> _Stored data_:
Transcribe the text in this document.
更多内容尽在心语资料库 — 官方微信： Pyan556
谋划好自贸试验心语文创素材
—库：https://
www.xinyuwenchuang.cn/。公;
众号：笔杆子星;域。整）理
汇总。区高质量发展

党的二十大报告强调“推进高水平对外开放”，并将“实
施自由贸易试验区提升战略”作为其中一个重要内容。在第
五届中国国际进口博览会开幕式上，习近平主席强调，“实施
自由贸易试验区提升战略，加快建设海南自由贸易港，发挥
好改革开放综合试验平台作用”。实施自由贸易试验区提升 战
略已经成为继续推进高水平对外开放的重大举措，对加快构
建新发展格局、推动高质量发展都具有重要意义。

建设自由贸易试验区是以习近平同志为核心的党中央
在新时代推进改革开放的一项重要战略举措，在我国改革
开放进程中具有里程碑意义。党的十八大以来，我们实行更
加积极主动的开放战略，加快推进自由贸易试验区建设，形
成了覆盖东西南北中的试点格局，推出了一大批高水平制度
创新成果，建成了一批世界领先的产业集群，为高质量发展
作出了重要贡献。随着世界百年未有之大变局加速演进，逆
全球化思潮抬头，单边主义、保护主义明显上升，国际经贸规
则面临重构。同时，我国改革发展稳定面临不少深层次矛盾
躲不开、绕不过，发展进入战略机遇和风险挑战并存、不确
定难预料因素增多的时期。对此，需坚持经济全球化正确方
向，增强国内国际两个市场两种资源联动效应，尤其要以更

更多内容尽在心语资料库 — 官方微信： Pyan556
* * *
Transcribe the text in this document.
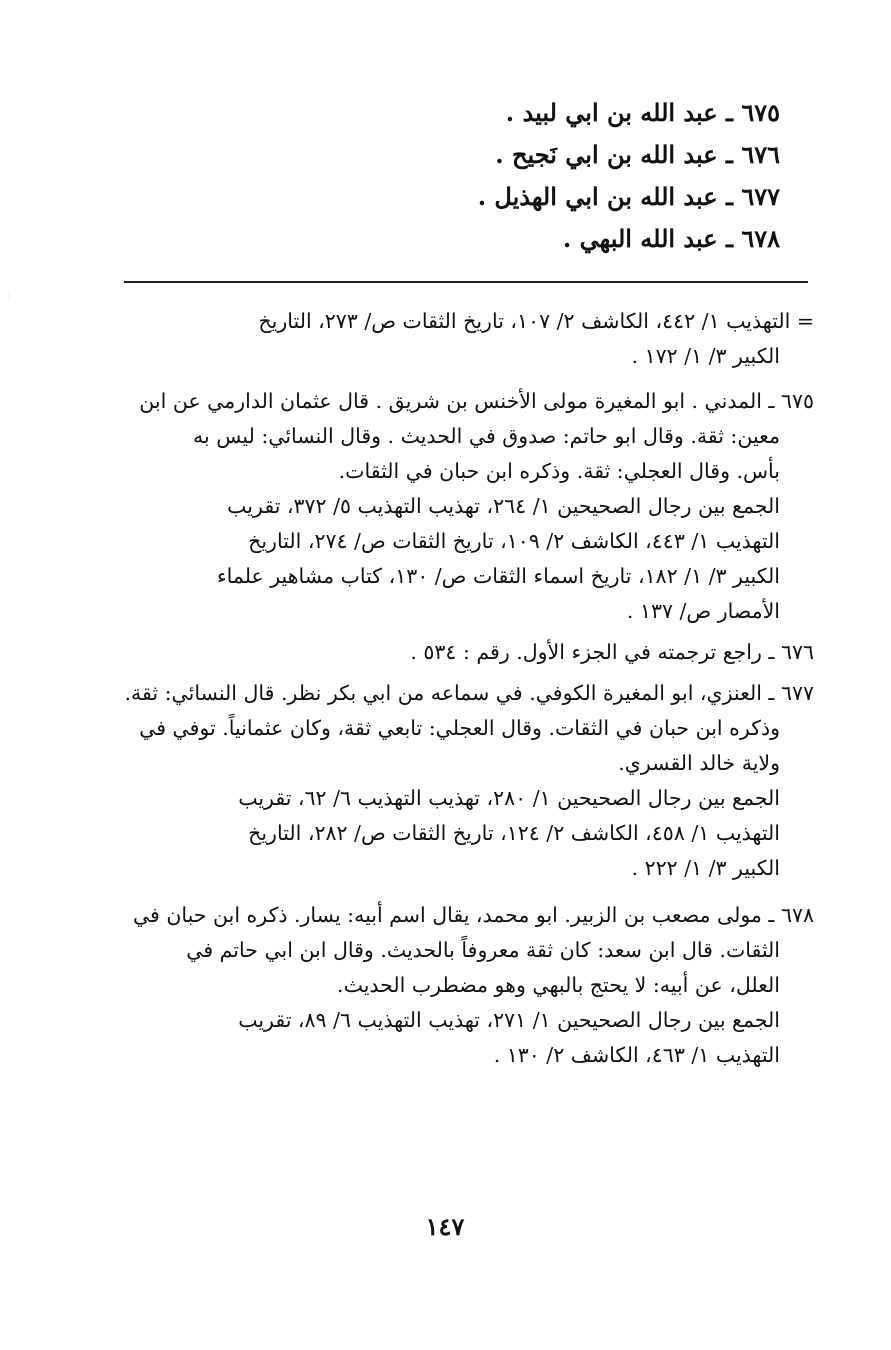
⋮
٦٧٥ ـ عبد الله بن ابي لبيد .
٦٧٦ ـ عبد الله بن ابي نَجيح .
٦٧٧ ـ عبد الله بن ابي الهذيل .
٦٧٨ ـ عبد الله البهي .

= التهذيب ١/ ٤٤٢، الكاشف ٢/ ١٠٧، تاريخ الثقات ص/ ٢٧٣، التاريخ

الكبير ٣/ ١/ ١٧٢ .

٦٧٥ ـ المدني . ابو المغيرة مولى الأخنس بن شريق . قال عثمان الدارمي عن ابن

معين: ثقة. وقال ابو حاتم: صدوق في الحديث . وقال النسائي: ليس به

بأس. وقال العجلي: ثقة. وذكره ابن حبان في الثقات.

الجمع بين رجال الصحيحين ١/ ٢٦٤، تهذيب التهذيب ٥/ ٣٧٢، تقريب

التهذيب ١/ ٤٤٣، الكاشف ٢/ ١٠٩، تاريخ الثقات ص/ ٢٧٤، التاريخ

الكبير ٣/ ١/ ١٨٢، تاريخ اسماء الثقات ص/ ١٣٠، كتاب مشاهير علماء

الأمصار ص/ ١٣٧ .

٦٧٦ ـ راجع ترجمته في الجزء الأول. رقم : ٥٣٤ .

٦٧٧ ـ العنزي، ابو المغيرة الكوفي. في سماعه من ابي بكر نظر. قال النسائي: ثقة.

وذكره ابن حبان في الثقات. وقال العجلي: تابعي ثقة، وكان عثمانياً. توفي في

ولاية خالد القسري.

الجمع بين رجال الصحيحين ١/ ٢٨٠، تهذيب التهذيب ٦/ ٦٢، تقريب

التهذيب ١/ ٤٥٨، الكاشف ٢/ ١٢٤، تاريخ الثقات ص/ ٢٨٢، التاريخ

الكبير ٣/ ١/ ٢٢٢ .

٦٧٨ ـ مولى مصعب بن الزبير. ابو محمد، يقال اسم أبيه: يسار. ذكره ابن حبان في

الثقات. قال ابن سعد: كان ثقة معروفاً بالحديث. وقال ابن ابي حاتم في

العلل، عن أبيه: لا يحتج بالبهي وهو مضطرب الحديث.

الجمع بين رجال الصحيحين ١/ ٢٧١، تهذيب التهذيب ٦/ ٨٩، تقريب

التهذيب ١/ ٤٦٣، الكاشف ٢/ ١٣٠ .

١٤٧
--
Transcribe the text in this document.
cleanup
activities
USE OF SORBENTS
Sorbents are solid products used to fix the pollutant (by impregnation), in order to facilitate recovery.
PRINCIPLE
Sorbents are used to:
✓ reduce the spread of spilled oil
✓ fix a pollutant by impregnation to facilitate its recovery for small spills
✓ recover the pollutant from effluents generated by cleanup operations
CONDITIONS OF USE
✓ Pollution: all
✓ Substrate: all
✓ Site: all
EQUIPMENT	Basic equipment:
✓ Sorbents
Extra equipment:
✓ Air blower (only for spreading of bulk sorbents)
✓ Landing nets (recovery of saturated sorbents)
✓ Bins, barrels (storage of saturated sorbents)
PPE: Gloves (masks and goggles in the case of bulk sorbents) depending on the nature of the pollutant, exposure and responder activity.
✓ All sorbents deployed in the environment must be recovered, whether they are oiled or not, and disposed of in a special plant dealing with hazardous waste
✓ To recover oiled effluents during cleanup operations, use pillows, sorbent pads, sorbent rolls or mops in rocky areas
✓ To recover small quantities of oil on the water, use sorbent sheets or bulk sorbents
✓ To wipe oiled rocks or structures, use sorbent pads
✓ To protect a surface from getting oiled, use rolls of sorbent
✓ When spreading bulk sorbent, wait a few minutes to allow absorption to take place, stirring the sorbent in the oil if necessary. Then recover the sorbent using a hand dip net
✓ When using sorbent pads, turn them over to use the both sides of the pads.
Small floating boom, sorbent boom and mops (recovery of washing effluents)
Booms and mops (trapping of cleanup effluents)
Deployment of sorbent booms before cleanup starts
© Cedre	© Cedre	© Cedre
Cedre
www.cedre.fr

> _DIRECTION_: Search the records for the string "الله" and return every line in which it occurs.

> _EXERCISE OUTPUT_:
٦٧٥ ـ عبد الله بن ابي لبيد .
٦٧٦ ـ عبد الله بن ابي نَجيح .
٦٧٧ ـ عبد الله بن ابي الهذيل .
٦٧٨ ـ عبد الله البهي .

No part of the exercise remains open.